ÉCONOMIE. Du Covid à la flambée des prix énergétiques en passant par les difficultés de recrutement, les entreprises artisanales tentent de faire tourner leur activité actuelle tout en anticipant les changements à opérer. Le baromètre des Chambres de métiers et de l'artisanat pour l'été 2022 montre malgré tout une certaine confiance des professionnels pour le prochain semestre.

"On est passé d'une situation économique artisanale en mode projet à une situation plus préoccupante." À peine sortie de la tempête Covid, dont les confinements sanitaires successifs ont désorganisé les chaînes mondiales d'approvisionnement, l'économie française a dû composer avec les retours de boomerang de la pandémie, de l'inflation aux difficultés de recrutement.

 

 

S'y ajoute depuis plusieurs mois la flambée des prix énergétiques et les menaces de rupture d'approvisionnement en gaz et électricité pour cet hiver. S'exprimant devant les représentants du patronat ce 29 août, la Première ministre Élisabeth Borne a d'ailleurs invité toutes les entreprises à élaborer un plan de sobriété énergétique pour éviter les "rationnements" - comprendre les coupures - de courant.

 

Les plus petites d'entre elles ont pourtant déjà commencé à se préparer à la transition écologique, si l'on en croit le président du réseau des Chambres des métiers et de l'artisanat (CMA) : "Les artisans sont dans une phase compliquée et regardent comment faire tourner l'économie existante. Ils se sont adaptés dès les premiers signes de la guerre en Ukraine ; nous avons largement anticipé et sommes toujours vigilants", assure Joël Fourny.

 

"Conserver l'existant"

 

Il s'agit donc pour les entreprises artisanales de "conserver l'existant", autrement dit leurs salariés, leurs savoir-faire et leurs outils de production, tout en essayant de jouer sur un certain nombre de leviers pour obtenir des économies d'énergie et des gains de productivité. "Les chiffres sont pourtant extrêmement bons, positifs. L'artisanat continue à se développer, à conforter ses activités", poursuit le président du réseau consulaire.

 

D'après le dernier baromètre CMA réalisé cet été par Qualitest auprès de 2.000 artisans de tous les secteurs d'activité, la France compte en effet 1,83 million d'entreprises artisanales, soit 80.000 structures de plus depuis le début de l'année. De plus, quasiment 3 artisans sur 4 envisagent de maintenir leur activité au cours des six prochains mois. Car si l'inquiétude est naturellement présente, l'optimisme parvient à garder sa place dans l'esprit des entrepreneurs.

Données sources:
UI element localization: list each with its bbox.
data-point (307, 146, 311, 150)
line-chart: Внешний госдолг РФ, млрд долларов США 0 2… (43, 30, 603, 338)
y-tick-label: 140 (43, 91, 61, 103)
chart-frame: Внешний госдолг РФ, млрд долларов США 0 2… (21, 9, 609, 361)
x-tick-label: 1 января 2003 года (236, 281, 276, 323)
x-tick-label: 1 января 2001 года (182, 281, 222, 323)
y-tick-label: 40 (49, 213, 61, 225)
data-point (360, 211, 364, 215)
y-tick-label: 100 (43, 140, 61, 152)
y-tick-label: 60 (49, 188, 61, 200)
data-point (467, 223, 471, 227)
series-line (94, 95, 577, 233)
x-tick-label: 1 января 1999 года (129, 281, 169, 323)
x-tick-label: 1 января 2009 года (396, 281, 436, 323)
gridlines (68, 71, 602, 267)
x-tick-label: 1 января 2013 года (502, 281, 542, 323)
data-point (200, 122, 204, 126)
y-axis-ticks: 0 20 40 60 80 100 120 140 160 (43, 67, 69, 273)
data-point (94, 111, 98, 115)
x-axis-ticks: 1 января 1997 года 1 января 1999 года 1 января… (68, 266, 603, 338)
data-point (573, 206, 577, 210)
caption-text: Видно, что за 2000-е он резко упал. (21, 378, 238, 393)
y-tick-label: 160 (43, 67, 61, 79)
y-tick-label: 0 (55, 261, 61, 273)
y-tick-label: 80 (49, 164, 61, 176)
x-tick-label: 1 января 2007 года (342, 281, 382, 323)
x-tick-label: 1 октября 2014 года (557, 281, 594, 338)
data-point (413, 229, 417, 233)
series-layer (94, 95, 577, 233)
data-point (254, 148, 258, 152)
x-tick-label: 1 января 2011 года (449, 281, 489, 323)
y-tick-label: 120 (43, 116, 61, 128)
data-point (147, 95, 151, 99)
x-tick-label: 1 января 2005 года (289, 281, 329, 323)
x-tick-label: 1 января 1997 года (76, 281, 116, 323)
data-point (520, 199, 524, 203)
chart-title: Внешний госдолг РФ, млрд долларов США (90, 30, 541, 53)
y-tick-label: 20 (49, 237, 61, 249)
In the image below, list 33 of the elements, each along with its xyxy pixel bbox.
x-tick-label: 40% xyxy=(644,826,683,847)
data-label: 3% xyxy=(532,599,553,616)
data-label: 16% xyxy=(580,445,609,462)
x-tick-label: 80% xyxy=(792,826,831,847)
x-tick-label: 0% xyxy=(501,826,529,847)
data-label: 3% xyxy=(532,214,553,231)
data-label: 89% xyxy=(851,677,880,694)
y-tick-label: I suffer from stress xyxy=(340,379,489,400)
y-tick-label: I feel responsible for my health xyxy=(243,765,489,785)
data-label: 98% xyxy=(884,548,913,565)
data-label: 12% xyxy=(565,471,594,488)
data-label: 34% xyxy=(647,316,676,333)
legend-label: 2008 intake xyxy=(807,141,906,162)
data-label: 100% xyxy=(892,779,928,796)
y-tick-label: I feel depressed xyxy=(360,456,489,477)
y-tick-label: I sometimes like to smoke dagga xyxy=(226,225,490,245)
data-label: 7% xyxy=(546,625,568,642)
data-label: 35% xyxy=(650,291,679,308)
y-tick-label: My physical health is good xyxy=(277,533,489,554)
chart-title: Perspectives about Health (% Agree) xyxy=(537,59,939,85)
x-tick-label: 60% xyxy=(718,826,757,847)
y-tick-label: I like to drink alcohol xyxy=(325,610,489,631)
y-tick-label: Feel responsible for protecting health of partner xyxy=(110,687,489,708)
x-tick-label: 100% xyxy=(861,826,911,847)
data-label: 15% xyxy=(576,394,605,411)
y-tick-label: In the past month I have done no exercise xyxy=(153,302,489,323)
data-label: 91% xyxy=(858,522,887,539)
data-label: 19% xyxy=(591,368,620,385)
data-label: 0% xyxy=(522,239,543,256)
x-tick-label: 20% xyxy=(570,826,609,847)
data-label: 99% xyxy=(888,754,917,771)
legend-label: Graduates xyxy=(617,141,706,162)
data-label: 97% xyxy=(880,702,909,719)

Consigne: Pouvez-vous poursuivre l'article sur les entreprises artisanales face à la crise énergétique, à partir de sa dernière phrase ? Les lignes ci-dessus forment un matériau distinct de l'article.

Réponse attendue:
 

Ce qui ne veut pas non plus dire que plus aucune difficulté ne se pose à eux. Parmi les principales problématiques mises en avant, la hausse du prix du carburant arrive en tête (28,5% des répondants), suivie par l'inflation en général (18,8%) et les difficultés d'approvisionnement en matières premières (12,8%). Alors que le mot sobriété est sur toutes les lèvres, 46% des artisans sondés affirment avoir limité leurs déplacements pour économiser de l'essence, et 30% font la chasse au gaspillage, par exemple en éteignant les lumières et en baissant le chauffage.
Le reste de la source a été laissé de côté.